Exercise instructions:
Without including any pictures, write out all the entries exactly.

Data supplied:

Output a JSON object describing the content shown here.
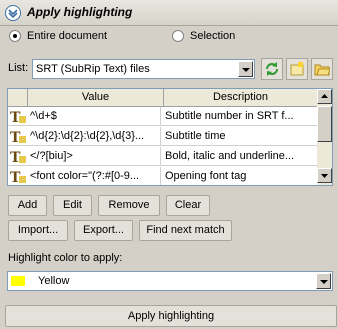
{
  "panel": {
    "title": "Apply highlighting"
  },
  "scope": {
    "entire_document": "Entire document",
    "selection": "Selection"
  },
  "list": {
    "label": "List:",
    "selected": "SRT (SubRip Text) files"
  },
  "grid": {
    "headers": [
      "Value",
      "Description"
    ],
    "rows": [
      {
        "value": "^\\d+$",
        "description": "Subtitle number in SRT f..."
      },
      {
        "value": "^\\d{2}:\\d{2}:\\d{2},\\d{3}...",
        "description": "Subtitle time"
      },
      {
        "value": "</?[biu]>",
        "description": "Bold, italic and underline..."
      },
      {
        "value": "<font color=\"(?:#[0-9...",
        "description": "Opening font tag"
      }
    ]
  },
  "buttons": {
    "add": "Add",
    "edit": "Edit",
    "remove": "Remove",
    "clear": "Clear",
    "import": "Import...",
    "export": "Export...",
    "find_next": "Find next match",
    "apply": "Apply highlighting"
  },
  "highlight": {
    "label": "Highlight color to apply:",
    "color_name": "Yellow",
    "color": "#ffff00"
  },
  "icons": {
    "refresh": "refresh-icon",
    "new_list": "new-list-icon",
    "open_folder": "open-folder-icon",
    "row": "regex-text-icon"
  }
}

Task answer:
Output a JSON object describing the content shown here.
{
  "panel": {
    "title": "Apply highlighting"
  },
  "scope": {
    "entire_document": "Entire document",
    "selection": "Selection"
  },
  "list": {
    "label": "List:",
    "selected": "SRT (SubRip Text) files"
  },
  "grid": {
    "headers": [
      "Value",
      "Description"
    ],
    "rows": [
      {
        "value": "^\\d+$",
        "description": "Subtitle number in SRT f..."
      },
      {
        "value": "^\\d{2}:\\d{2}:\\d{2},\\d{3}...",
        "description": "Subtitle time"
      },
      {
        "value": "</?[biu]>",
        "description": "Bold, italic and underline..."
      },
      {
        "value": "<font color=\"(?:#[0-9...",
        "description": "Opening font tag"
      }
    ]
  },
  "buttons": {
    "add": "Add",
    "edit": "Edit",
    "remove": "Remove",
    "clear": "Clear",
    "import": "Import...",
    "export": "Export...",
    "find_next": "Find next match",
    "apply": "Apply highlighting"
  },
  "highlight": {
    "label": "Highlight color to apply:",
    "color_name": "Yellow",
    "color": "#ffff00"
  },
  "icons": {
    "refresh": "refresh-icon",
    "new_list": "new-list-icon",
    "open_folder": "open-folder-icon",
    "row": "regex-text-icon"
  }
}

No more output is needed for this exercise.